____ DATASET RECORDS
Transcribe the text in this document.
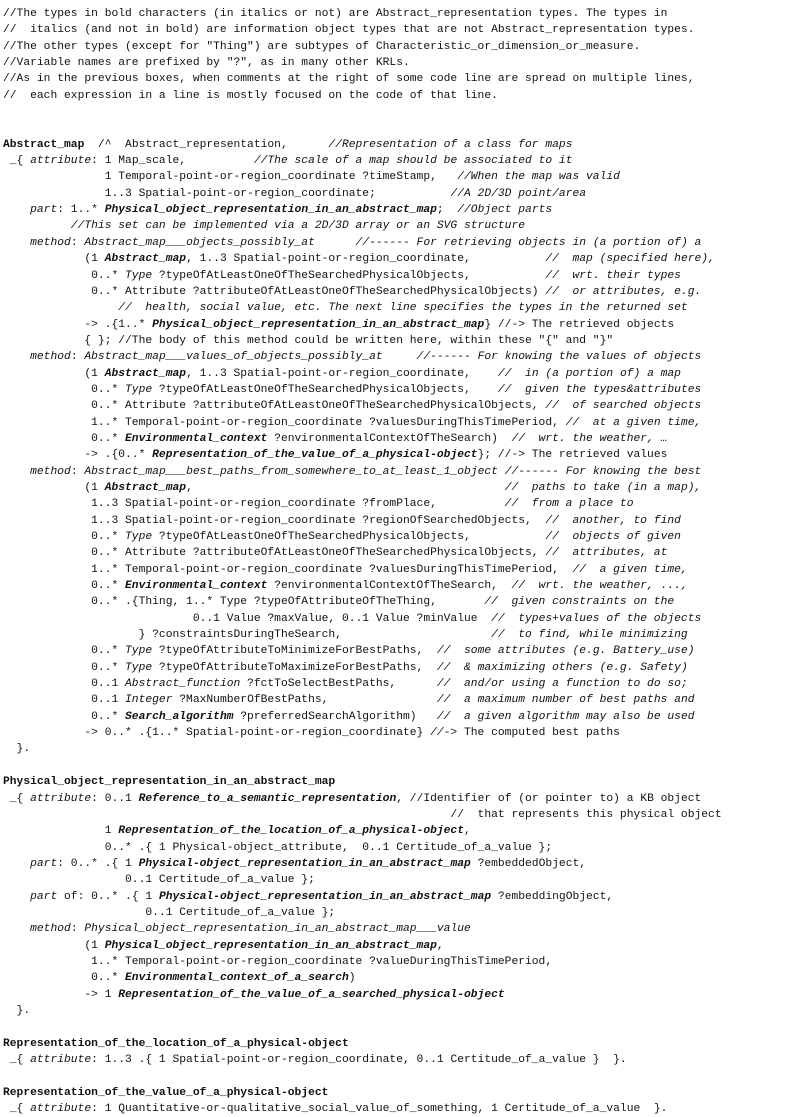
//The types in bold characters (in italics or not) are Abstract_representation types. The types in
//  italics (and not in bold) are information object types that are not Abstract_representation types.
//The other types (except for "Thing") are subtypes of Characteristic_or_dimension_or_measure.
//Variable names are prefixed by "?", as in many other KRLs.
//As in the previous boxes, when comments at the right of some code line are spread on multiple lines,
//  each expression in a line is mostly focused on the code of that line.
Abstract_map  /^  Abstract_representation,      //Representation of a class for maps
_{ attribute: 1 Map_scale,          //The scale of a map should be associated to it
1 Temporal-point-or-region_coordinate ?timeStamp,   //When the map was valid
1..3 Spatial-point-or-region_coordinate;           //A 2D/3D point/area
part: 1..* Physical_object_representation_in_an_abstract_map;  //Object parts
//This set can be implemented via a 2D/3D array or an SVG structure
method: Abstract_map___objects_possibly_at      //------ For retrieving objects in (a portion of) a
(1 Abstract_map, 1..3 Spatial-point-or-region_coordinate,           //  map (specified here),
0..* Type ?typeOfAtLeastOneOfTheSearchedPhysicalObjects,           //  wrt. their types
0..* Attribute ?attributeOfAtLeastOneOfTheSearchedPhysicalObjects) //  or attributes, e.g.
//  health, social value, etc. The next line specifies the types in the returned set
-> .{1..* Physical_object_representation_in_an_abstract_map} //-> The retrieved objects
{ }; //The body of this method could be written here, within these "{" and "}"
method: Abstract_map___values_of_objects_possibly_at     //------ For knowing the values of objects
(1 Abstract_map, 1..3 Spatial-point-or-region_coordinate,    //  in (a portion of) a map
0..* Type ?typeOfAtLeastOneOfTheSearchedPhysicalObjects,    //  given the types&attributes
0..* Attribute ?attributeOfAtLeastOneOfTheSearchedPhysicalObjects, //  of searched objects
1..* Temporal-point-or-region_coordinate ?valuesDuringThisTimePeriod, //  at a given time,
0..* Environmental_context ?environmentalContextOfTheSearch)  //  wrt. the weather, …
-> .{0..* Representation_of_the_value_of_a_physical-object}; //-> The retrieved values
method: Abstract_map___best_paths_from_somewhere_to_at_least_1_object //------ For knowing the best
(1 Abstract_map,                                              //  paths to take (in a map),
1..3 Spatial-point-or-region_coordinate ?fromPlace,          //  from a place to
1..3 Spatial-point-or-region_coordinate ?regionOfSearchedObjects,  //  another, to find
0..* Type ?typeOfAtLeastOneOfTheSearchedPhysicalObjects,           //  objects of given
0..* Attribute ?attributeOfAtLeastOneOfTheSearchedPhysicalObjects, //  attributes, at
1..* Temporal-point-or-region_coordinate ?valuesDuringThisTimePeriod,  //  a given time,
0..* Environmental_context ?environmentalContextOfTheSearch,  //  wrt. the weather, ...,
0..* .{Thing, 1..* Type ?typeOfAttributeOfTheThing,       //  given constraints on the
0..1 Value ?maxValue, 0..1 Value ?minValue  //  types+values of the objects
} ?constraintsDuringTheSearch,                      //  to find, while minimizing
0..* Type ?typeOfAttributeToMinimizeForBestPaths,  //  some attributes (e.g. Battery_use)
0..* Type ?typeOfAttributeToMaximizeForBestPaths,  //  & maximizing others (e.g. Safety)
0..1 Abstract_function ?fctToSelectBestPaths,      //  and/or using a function to do so;
0..1 Integer ?MaxNumberOfBestPaths,                //  a maximum number of best paths and
0..* Search_algorithm ?preferredSearchAlgorithm)   //  a given algorithm may also be used
-> 0..* .{1..* Spatial-point-or-region_coordinate} //-> The computed best paths
}.
Physical_object_representation_in_an_abstract_map
_{ attribute: 0..1 Reference_to_a_semantic_representation, //Identifier of (or pointer to) a KB object
//  that represents this physical object
1 Representation_of_the_location_of_a_physical-object,
0..* .{ 1 Physical-object_attribute,  0..1 Certitude_of_a_value };
part: 0..* .{ 1 Physical-object_representation_in_an_abstract_map ?embeddedObject,
0..1 Certitude_of_a_value };
part of: 0..* .{ 1 Physical-object_representation_in_an_abstract_map ?embeddingObject,
0..1 Certitude_of_a_value };
method: Physical_object_representation_in_an_abstract_map___value
(1 Physical_object_representation_in_an_abstract_map,
1..* Temporal-point-or-region_coordinate ?valueDuringThisTimePeriod,
0..* Environmental_context_of_a_search)
-> 1 Representation_of_the_value_of_a_searched_physical-object
}.
Representation_of_the_location_of_a_physical-object
_{ attribute: 1..3 .{ 1 Spatial-point-or-region_coordinate, 0..1 Certitude_of_a_value }  }.
Representation_of_the_value_of_a_physical-object
_{ attribute: 1 Quantitative-or-qualitative_social_value_of_something, 1 Certitude_of_a_value  }.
________
-- WRITTEN TASK --
Provide the number of lines in the entries that include "code", and no other text.

-- PROBLEM SOLUTION --
2